Recorded data
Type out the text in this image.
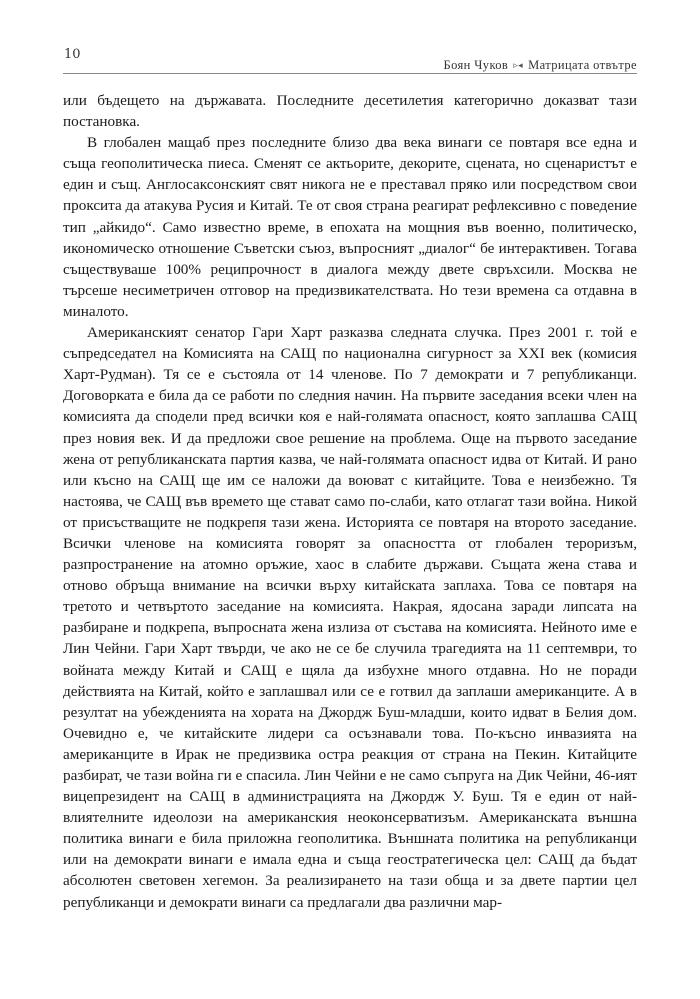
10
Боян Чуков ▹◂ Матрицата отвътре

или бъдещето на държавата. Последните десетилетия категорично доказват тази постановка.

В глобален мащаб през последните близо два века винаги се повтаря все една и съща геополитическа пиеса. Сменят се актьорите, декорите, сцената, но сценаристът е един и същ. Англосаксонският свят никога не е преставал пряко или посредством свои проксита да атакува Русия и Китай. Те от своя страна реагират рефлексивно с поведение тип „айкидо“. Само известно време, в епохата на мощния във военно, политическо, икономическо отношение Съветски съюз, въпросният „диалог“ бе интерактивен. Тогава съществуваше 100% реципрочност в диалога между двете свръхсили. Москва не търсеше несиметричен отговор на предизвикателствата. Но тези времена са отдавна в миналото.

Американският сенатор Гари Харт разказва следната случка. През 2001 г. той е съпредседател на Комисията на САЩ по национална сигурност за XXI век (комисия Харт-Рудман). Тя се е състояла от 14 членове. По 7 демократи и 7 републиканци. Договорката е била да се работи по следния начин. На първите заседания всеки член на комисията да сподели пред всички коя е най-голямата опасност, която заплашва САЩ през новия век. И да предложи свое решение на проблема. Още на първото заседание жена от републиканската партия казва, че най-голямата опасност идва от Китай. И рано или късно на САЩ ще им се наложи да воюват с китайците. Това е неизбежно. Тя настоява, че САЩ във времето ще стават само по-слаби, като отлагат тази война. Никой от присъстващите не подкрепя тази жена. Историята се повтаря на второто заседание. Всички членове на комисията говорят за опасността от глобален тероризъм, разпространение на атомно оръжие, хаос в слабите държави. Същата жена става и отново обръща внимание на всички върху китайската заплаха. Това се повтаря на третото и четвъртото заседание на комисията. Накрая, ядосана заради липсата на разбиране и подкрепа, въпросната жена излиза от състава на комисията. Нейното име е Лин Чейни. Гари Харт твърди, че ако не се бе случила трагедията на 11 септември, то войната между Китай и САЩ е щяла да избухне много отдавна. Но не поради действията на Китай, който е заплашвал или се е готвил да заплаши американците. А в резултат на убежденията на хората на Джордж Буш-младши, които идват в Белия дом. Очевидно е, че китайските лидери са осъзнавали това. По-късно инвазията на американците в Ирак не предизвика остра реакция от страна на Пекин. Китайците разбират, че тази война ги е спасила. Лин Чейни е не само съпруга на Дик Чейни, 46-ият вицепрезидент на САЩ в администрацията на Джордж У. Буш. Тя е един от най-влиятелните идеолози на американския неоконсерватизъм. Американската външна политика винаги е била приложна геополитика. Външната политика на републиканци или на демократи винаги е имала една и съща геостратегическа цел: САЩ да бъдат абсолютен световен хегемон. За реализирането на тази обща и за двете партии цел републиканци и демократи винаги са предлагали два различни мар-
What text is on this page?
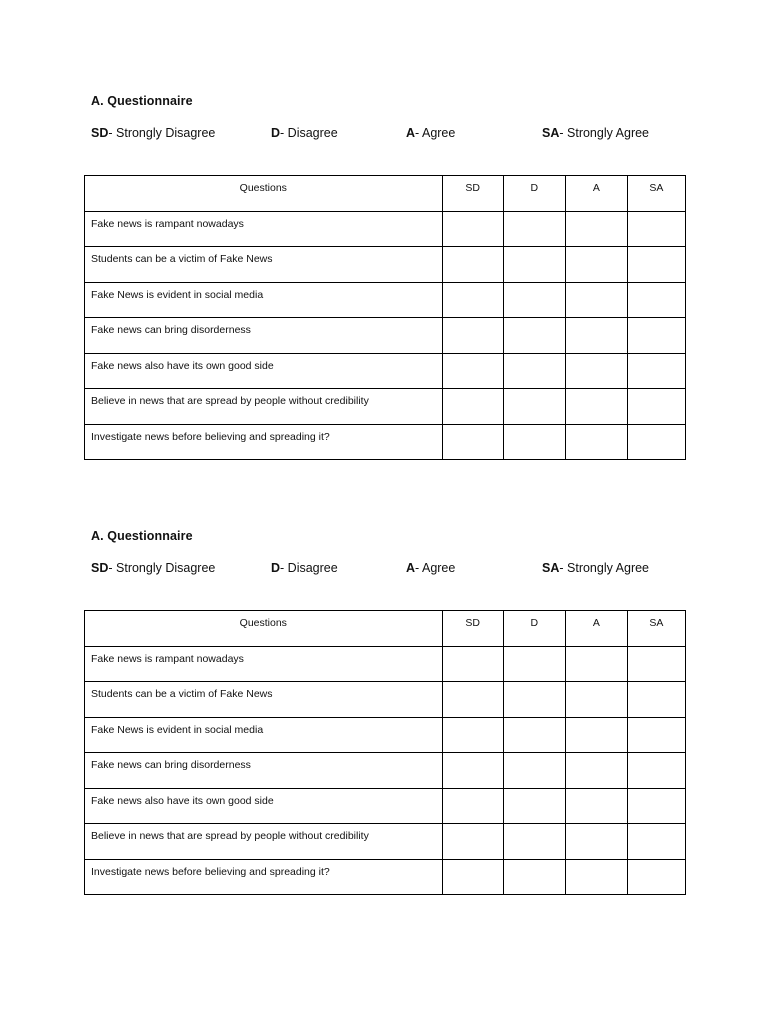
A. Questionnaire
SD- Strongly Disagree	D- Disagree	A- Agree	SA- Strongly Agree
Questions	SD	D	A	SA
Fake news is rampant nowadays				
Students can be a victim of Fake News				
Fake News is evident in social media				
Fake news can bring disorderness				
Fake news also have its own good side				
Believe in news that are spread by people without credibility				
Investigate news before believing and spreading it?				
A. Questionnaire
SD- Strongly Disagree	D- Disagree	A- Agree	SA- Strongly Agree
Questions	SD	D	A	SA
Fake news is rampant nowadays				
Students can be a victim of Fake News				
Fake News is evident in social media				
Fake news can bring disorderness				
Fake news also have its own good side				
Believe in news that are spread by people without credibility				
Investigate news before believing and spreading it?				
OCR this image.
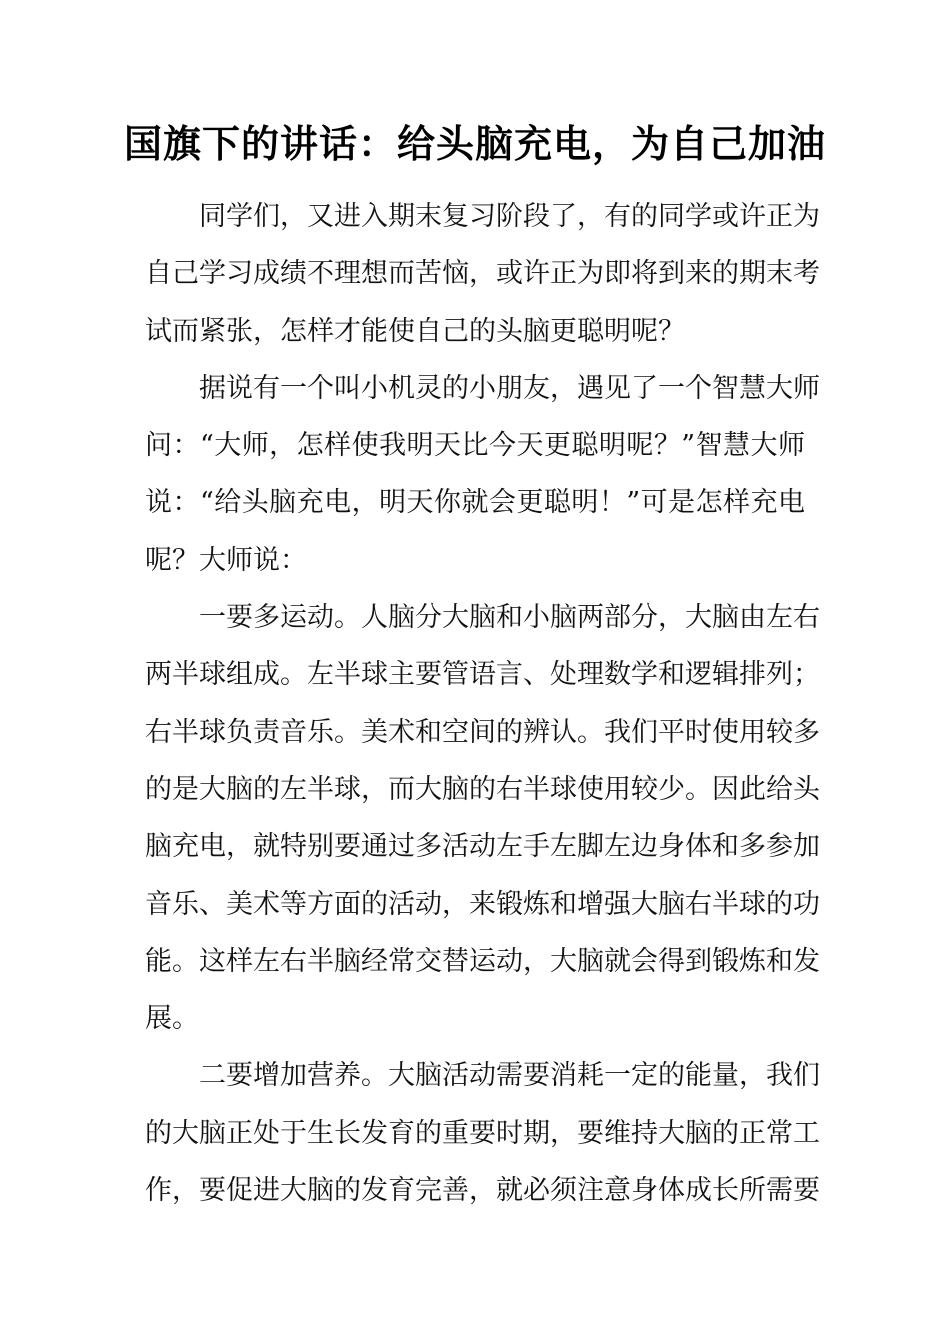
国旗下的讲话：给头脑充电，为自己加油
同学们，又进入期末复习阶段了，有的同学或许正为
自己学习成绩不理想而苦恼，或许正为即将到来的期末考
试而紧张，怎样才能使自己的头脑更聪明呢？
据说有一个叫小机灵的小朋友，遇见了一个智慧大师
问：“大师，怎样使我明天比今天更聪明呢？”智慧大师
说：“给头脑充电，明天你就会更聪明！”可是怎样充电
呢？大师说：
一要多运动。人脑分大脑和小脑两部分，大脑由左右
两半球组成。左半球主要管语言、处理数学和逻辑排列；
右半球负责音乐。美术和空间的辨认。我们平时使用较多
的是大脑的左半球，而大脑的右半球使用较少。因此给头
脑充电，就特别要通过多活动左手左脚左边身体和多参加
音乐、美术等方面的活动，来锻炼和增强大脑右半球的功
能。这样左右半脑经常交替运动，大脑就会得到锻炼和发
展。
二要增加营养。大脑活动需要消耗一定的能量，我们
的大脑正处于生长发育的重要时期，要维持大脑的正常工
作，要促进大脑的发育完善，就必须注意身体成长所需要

Given task
Your copy of the data should match it exactly, except that pictures are left out.

Solved problem
Type out the text in this image.
10
Боян Чуков ▹◂ Матрицата отвътре

или бъдещето на държавата. Последните десетилетия категорично доказват тази постановка.

В глобален мащаб през последните близо два века винаги се повтаря все една и съща геополитическа пиеса. Сменят се актьорите, декорите, сцената, но сценаристът е един и същ. Англосаксонският свят никога не е преставал пряко или посредством свои проксита да атакува Русия и Китай. Те от своя страна реагират рефлексивно с поведение тип „айкидо“. Само известно време, в епохата на мощния във военно, политическо, икономическо отношение Съветски съюз, въпросният „диалог“ бе интерактивен. Тогава съществуваше 100% реципрочност в диалога между двете свръхсили. Москва не търсеше несиметричен отговор на предизвикателствата. Но тези времена са отдавна в миналото.

Американският сенатор Гари Харт разказва следната случка. През 2001 г. той е съпредседател на Комисията на САЩ по национална сигурност за XXI век (комисия Харт-Рудман). Тя се е състояла от 14 членове. По 7 демократи и 7 републиканци. Договорката е била да се работи по следния начин. На първите заседания всеки член на комисията да сподели пред всички коя е най-голямата опасност, която заплашва САЩ през новия век. И да предложи свое решение на проблема. Още на първото заседание жена от републиканската партия казва, че най-голямата опасност идва от Китай. И рано или късно на САЩ ще им се наложи да воюват с китайците. Това е неизбежно. Тя настоява, че САЩ във времето ще стават само по-слаби, като отлагат тази война. Никой от присъстващите не подкрепя тази жена. Историята се повтаря на второто заседание. Всички членове на комисията говорят за опасността от глобален тероризъм, разпространение на атомно оръжие, хаос в слабите държави. Същата жена става и отново обръща внимание на всички върху китайската заплаха. Това се повтаря на третото и четвъртото заседание на комисията. Накрая, ядосана заради липсата на разбиране и подкрепа, въпросната жена излиза от състава на комисията. Нейното име е Лин Чейни. Гари Харт твърди, че ако не се бе случила трагедията на 11 септември, то войната между Китай и САЩ е щяла да избухне много отдавна. Но не поради действията на Китай, който е заплашвал или се е готвил да заплаши американците. А в резултат на убежденията на хората на Джордж Буш-младши, които идват в Белия дом. Очевидно е, че китайските лидери са осъзнавали това. По-късно инвазията на американците в Ирак не предизвика остра реакция от страна на Пекин. Китайците разбират, че тази война ги е спасила. Лин Чейни е не само съпруга на Дик Чейни, 46-ият вицепрезидент на САЩ в администрацията на Джордж У. Буш. Тя е един от най-влиятелните идеолози на американския неоконсерватизъм. Американската външна политика винаги е била приложна геополитика. Външната политика на републиканци или на демократи винаги е имала една и съща геостратегическа цел: САЩ да бъдат абсолютен световен хегемон. За реализирането на тази обща и за двете партии цел републиканци и демократи винаги са предлагали два различни мар-
What text is on this page?
A. Questionnaire
SD- Strongly Disagree	D- Disagree	A- Agree	SA- Strongly Agree
Questions	SD	D	A	SA
Fake news is rampant nowadays				
Students can be a victim of Fake News				
Fake News is evident in social media				
Fake news can bring disorderness				
Fake news also have its own good side				
Believe in news that are spread by people without credibility				
Investigate news before believing and spreading it?				
A. Questionnaire
SD- Strongly Disagree	D- Disagree	A- Agree	SA- Strongly Agree
Questions	SD	D	A	SA
Fake news is rampant nowadays				
Students can be a victim of Fake News				
Fake News is evident in social media				
Fake news can bring disorderness				
Fake news also have its own good side				
Believe in news that are spread by people without credibility				
Investigate news before believing and spreading it?				
OCR this image.
国旗下的讲话：给头脑充电，为自己加油
同学们，又进入期末复习阶段了，有的同学或许正为
自己学习成绩不理想而苦恼，或许正为即将到来的期末考
试而紧张，怎样才能使自己的头脑更聪明呢？
据说有一个叫小机灵的小朋友，遇见了一个智慧大师
问：“大师，怎样使我明天比今天更聪明呢？”智慧大师
说：“给头脑充电，明天你就会更聪明！”可是怎样充电
呢？大师说：
一要多运动。人脑分大脑和小脑两部分，大脑由左右
两半球组成。左半球主要管语言、处理数学和逻辑排列；
右半球负责音乐。美术和空间的辨认。我们平时使用较多
的是大脑的左半球，而大脑的右半球使用较少。因此给头
脑充电，就特别要通过多活动左手左脚左边身体和多参加
音乐、美术等方面的活动，来锻炼和增强大脑右半球的功
能。这样左右半脑经常交替运动，大脑就会得到锻炼和发
展。
二要增加营养。大脑活动需要消耗一定的能量，我们
的大脑正处于生长发育的重要时期，要维持大脑的正常工
作，要促进大脑的发育完善，就必须注意身体成长所需要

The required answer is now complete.